[The task] For the string "Number", search the entries below and copy every line where it appears.

(Dataset entries on figures)
--------------------------------

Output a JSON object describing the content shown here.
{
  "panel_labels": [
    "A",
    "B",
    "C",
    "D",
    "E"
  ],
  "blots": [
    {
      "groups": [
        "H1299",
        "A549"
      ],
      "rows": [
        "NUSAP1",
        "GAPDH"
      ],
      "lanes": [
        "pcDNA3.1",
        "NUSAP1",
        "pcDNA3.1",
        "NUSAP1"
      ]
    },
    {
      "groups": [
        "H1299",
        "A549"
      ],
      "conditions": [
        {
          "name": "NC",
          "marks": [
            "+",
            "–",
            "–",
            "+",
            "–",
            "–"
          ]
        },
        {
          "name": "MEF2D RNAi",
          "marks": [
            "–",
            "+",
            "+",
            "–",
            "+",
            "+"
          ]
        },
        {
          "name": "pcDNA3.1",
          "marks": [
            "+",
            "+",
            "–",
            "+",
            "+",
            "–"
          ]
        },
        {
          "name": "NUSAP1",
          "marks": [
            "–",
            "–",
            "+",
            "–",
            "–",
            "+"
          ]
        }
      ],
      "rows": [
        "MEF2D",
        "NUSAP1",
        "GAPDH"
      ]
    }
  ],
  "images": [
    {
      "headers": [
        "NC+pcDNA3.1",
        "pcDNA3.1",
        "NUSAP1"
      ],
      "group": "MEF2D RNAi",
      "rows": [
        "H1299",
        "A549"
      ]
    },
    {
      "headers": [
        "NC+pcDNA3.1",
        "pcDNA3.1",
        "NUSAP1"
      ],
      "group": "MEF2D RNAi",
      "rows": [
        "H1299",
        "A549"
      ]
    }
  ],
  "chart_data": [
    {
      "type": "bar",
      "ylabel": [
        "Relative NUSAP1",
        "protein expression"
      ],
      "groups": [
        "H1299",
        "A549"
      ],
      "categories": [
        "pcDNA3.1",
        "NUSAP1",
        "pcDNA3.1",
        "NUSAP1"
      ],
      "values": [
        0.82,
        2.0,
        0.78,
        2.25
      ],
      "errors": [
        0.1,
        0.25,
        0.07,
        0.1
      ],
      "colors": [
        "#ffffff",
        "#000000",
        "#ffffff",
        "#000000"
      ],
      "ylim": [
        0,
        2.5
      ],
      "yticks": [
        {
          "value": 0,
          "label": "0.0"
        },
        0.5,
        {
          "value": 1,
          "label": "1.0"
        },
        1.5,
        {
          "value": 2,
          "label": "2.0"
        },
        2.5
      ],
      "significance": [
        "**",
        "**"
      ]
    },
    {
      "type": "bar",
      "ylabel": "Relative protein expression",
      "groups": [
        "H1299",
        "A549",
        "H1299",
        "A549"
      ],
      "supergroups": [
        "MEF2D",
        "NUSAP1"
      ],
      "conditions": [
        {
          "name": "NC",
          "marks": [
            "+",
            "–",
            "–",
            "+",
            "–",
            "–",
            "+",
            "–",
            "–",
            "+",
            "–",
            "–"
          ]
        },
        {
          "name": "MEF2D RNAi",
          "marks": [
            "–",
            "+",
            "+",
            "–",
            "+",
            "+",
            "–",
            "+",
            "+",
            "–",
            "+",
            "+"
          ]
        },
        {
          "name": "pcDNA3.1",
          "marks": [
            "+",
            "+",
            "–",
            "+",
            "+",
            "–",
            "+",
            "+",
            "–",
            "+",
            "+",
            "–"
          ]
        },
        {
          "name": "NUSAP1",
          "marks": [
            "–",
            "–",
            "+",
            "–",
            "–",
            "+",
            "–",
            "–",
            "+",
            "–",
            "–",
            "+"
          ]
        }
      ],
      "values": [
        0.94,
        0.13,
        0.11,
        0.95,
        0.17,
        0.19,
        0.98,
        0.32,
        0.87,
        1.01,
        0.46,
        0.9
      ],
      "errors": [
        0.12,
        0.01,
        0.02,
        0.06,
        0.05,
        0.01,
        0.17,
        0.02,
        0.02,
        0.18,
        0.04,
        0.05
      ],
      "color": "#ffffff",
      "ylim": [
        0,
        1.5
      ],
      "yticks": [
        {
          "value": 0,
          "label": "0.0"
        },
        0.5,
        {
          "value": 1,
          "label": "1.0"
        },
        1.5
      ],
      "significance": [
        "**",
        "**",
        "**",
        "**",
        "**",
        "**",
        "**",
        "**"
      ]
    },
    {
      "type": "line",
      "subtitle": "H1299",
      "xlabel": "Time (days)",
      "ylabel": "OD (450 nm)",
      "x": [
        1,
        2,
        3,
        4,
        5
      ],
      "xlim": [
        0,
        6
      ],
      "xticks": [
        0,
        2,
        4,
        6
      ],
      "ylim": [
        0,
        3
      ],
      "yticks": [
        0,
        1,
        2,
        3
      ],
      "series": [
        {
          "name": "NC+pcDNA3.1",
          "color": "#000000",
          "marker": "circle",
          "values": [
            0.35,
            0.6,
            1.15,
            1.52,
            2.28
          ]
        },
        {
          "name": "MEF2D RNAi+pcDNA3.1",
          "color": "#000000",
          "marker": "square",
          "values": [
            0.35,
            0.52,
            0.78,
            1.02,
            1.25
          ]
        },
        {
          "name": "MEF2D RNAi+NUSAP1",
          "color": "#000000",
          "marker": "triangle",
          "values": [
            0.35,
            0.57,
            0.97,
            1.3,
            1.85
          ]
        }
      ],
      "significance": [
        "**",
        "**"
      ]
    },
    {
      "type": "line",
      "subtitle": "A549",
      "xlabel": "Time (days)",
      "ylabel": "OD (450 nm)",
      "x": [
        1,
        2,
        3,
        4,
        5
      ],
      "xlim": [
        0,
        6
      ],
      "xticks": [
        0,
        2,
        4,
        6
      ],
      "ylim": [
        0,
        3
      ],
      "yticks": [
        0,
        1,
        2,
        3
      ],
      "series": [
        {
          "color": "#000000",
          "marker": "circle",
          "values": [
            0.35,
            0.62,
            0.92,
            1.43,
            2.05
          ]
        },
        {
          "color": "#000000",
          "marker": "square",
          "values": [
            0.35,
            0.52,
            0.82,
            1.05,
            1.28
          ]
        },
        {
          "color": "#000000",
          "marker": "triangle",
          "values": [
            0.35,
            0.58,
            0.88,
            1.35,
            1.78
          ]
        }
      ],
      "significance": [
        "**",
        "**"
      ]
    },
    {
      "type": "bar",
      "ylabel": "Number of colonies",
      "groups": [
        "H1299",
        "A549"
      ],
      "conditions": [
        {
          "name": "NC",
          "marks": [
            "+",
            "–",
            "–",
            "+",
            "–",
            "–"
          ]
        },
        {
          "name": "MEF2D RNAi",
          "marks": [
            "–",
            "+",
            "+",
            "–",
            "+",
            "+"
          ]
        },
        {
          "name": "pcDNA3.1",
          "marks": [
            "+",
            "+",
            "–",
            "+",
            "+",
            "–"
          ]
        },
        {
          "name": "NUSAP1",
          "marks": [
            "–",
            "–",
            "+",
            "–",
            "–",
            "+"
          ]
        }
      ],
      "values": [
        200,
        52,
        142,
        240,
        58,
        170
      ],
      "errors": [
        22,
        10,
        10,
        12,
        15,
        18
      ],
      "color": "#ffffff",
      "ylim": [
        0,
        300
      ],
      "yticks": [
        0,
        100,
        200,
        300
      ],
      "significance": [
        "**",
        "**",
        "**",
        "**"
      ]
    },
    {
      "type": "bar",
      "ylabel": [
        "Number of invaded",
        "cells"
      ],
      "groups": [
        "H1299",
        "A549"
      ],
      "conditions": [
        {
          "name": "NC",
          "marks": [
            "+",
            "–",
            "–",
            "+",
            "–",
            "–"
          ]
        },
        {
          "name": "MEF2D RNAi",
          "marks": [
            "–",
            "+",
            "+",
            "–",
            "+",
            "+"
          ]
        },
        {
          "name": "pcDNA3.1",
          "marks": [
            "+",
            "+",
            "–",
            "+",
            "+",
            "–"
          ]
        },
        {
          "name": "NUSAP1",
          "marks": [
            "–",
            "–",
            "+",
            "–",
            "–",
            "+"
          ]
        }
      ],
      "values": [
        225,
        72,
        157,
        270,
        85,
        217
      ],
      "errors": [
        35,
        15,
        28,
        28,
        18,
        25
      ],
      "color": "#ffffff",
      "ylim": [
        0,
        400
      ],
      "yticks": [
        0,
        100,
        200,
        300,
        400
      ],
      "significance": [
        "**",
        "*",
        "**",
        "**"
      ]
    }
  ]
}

--------------------------------

[Solution to the exercise]
      "ylabel": "Number of colonies",
        "Number of invaded",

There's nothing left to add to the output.